Recast the listing below as a Markdown table with the columns "Row" and "Line," starting at the first line of the listing and ending at the line that contains "time-tick-label: 14 Mar 11:15". Include both of those lines and omit any blank ones.

(Stored items from a collection)
>> begin

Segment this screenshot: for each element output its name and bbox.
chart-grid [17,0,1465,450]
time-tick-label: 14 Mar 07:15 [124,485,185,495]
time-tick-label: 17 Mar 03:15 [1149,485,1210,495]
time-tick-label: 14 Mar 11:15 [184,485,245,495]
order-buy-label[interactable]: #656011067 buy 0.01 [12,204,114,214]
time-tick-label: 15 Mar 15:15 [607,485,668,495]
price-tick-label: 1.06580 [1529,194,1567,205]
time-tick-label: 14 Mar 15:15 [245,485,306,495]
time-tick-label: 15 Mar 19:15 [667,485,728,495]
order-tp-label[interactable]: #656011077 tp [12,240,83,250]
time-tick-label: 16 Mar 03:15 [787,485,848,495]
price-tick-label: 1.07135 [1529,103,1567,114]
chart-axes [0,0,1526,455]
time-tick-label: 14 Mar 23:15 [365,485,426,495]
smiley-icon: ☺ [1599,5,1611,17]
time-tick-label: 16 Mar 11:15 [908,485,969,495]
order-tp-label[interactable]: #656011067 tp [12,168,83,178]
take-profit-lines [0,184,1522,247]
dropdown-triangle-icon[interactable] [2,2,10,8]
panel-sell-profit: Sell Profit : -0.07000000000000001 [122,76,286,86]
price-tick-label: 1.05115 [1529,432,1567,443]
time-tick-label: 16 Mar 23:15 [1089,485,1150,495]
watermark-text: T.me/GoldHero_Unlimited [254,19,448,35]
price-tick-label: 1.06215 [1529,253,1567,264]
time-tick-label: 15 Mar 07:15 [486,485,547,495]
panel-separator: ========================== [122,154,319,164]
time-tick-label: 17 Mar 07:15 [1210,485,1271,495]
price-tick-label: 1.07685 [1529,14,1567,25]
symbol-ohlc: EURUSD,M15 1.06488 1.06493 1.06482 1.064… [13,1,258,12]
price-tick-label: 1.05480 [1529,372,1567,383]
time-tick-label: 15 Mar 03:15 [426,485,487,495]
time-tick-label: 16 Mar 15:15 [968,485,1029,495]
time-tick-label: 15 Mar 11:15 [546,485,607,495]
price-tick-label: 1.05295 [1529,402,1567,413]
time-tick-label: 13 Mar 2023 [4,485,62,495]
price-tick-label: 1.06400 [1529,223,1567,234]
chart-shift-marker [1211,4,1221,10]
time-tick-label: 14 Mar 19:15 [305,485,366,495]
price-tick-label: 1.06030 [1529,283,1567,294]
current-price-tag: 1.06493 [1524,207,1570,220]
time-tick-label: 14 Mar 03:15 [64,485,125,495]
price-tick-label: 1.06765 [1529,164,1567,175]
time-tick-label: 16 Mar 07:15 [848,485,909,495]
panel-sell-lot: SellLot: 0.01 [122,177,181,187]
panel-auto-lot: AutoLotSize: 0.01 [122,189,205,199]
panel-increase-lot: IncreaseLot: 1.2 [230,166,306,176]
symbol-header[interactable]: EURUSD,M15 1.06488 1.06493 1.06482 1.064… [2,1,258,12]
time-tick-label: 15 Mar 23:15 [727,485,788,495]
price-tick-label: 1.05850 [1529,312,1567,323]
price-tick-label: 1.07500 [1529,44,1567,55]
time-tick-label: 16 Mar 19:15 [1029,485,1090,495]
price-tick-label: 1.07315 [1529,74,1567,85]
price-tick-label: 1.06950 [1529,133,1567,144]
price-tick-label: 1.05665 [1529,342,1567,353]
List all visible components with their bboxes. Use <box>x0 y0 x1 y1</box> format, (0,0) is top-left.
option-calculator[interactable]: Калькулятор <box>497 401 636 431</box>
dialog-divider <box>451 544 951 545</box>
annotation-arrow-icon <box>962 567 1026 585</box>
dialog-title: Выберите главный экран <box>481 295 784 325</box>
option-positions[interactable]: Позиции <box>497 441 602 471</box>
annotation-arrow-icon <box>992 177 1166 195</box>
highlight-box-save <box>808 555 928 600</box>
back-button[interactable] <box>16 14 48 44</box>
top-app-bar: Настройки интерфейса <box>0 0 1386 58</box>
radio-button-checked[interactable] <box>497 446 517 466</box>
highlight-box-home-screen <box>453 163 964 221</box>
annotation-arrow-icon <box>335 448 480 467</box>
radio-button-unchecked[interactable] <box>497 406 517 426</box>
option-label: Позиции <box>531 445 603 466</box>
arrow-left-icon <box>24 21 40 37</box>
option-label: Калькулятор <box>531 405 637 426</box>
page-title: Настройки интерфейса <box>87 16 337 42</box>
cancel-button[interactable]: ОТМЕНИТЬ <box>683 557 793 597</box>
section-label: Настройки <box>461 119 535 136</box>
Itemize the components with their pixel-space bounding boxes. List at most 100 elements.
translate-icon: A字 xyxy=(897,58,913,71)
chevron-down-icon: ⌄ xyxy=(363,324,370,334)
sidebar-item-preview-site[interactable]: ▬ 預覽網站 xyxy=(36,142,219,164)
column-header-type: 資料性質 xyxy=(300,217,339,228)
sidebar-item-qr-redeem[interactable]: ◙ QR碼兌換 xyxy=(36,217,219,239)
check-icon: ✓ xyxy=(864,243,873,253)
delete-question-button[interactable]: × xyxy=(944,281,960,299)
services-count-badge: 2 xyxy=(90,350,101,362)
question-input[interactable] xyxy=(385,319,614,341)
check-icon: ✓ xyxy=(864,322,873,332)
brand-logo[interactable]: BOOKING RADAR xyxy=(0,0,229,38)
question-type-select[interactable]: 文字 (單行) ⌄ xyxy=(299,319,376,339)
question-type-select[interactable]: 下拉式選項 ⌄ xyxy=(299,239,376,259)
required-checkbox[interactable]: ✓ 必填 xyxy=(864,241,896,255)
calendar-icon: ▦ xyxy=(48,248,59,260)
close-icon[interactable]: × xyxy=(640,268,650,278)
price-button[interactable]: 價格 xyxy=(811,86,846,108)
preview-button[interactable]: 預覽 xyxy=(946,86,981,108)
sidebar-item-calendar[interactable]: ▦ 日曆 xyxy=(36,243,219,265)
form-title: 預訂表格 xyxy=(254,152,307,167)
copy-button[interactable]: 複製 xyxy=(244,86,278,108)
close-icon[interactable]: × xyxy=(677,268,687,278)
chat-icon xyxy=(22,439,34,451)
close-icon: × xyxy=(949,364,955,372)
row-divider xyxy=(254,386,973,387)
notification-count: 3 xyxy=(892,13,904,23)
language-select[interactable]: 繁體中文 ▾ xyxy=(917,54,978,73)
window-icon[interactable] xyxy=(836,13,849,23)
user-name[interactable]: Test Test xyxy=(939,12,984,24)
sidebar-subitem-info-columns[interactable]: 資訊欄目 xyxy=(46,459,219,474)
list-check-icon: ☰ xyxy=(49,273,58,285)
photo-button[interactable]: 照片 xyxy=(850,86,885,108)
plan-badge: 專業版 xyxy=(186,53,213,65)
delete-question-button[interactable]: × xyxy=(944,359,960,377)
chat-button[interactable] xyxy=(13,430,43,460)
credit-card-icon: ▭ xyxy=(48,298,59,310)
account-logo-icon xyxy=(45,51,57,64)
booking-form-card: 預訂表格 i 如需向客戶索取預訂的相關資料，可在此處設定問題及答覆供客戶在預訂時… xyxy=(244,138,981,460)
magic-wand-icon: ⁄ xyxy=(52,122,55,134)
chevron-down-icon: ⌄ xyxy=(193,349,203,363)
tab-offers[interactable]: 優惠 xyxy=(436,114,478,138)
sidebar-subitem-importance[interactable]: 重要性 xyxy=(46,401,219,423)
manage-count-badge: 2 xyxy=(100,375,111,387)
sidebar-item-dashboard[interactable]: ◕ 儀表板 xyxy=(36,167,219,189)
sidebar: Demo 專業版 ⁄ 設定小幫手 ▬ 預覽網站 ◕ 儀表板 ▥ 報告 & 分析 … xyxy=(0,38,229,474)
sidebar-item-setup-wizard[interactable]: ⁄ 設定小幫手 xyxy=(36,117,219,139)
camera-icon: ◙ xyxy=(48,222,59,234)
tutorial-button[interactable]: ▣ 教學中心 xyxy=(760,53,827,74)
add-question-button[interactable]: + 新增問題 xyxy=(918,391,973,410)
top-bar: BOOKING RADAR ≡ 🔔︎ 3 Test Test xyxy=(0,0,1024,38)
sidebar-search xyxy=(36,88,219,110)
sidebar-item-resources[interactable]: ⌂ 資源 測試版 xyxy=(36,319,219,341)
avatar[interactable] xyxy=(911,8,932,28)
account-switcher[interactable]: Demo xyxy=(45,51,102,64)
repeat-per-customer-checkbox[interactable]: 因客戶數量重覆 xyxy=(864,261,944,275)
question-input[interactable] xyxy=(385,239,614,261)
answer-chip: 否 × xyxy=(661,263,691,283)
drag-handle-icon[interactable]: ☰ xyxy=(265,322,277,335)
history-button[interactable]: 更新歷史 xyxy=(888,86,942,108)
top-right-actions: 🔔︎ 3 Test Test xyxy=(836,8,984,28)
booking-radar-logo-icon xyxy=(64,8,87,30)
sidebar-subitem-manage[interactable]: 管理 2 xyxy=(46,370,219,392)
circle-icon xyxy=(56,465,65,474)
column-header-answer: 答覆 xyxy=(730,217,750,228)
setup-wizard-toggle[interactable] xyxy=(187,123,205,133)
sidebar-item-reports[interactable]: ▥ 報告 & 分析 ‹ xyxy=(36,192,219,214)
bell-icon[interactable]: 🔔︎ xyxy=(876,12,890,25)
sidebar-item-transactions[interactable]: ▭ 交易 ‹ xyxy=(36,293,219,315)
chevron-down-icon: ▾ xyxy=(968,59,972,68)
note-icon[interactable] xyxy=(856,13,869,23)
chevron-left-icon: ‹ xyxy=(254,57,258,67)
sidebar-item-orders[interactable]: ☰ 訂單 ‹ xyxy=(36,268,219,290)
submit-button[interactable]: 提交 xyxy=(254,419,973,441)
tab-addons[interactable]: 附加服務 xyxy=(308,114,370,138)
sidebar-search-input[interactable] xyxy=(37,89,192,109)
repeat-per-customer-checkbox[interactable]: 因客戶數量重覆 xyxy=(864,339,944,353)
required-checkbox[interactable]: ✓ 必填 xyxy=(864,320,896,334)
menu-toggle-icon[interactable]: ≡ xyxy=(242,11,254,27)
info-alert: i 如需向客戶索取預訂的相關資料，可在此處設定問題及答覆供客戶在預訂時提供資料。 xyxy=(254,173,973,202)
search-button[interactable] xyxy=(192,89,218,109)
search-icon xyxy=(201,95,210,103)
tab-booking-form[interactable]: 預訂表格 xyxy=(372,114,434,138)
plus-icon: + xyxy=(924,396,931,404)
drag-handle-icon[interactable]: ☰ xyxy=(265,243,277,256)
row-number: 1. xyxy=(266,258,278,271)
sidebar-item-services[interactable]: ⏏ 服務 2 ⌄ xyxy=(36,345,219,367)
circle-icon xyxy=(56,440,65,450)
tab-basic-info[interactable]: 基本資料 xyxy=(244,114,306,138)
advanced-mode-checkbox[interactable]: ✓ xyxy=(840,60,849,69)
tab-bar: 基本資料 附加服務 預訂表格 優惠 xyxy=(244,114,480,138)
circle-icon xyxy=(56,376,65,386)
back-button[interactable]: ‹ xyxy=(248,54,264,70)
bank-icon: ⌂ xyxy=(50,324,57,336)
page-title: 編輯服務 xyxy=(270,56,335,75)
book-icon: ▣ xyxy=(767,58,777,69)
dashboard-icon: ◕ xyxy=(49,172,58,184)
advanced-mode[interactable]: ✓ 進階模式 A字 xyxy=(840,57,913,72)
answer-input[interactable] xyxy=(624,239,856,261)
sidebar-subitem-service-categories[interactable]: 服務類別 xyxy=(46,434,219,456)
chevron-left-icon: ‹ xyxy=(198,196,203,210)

>> end

§ The result
| Row | Line |
|---|---|
| 1 | Segment this screenshot: for each element output its name and bbox. |
| 2 | chart-grid [17,0,1465,450] |
| 3 | time-tick-label: 14 Mar 07:15 [124,485,185,495] |
| 4 | time-tick-label: 17 Mar 03:15 [1149,485,1210,495] |
| 5 | time-tick-label: 14 Mar 11:15 [184,485,245,495] |